### Text shown
------------------------------

Israel’s Value Added (VAT) tax is set to increase from 17% to 18% starting Jan. 1, 2025. The tax applies to most products and services, excluding fruits and vegetables, and purchases in the resort city of Eilat, a duty-free zone.
It is part of the government’s effort to rein in a budget deficit that mushroomed to 8.1% of GDP due to the war.
The 1% increase will cost Israeli families an additional 1,000 to 2,000 shekels per year, according to estimates.
The VAT will have a significant impact on housing prices, especially for those planning to purchase new apartments.
In the near term, the tax may lead to a rise in the purchase of big-ticket this month before the VAT kicks in next month, followed by a drop-off in purchases and then a return to normal spending patterns.
As noted in a 2021 study published in the National Tax Journal on an increase in Japan’s VAT rate, “spending on a wide range of durables and storables surged in the months prior to the tax rate increase, fell sharply upon implementation, but returned to their previous long-run levels within a few months.”
Israeli consumers may also complete monthly payments of major appliances purchased prior to the tax hike as the new VAT will be applied to outstanding payments.

------------------------------

Element placement data
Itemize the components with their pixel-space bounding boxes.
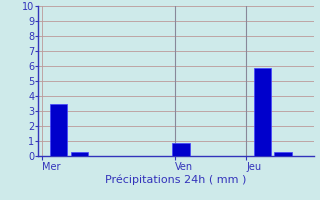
Bar (70, 152, 88, 156)
Bar (172, 143, 190, 156)
X-axis label: Précipitations 24h ( mm ): Précipitations 24h ( mm ) (105, 174, 247, 185)
Bar (274, 152, 292, 156)
Bar (50, 104, 68, 156)
Bar (254, 68, 271, 156)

------------------------------

Please retype the passage on Israel's VAT increase, starting with "It is part of" and going on through "purchase new apartments.".

### Exercise result
It is part of the government’s effort to rein in a budget deficit that mushroomed to 8.1% of GDP due to the war.
The 1% increase will cost Israeli families an additional 1,000 to 2,000 shekels per year, according to estimates.
The VAT will have a significant impact on housing prices, especially for those planning to purchase new apartments.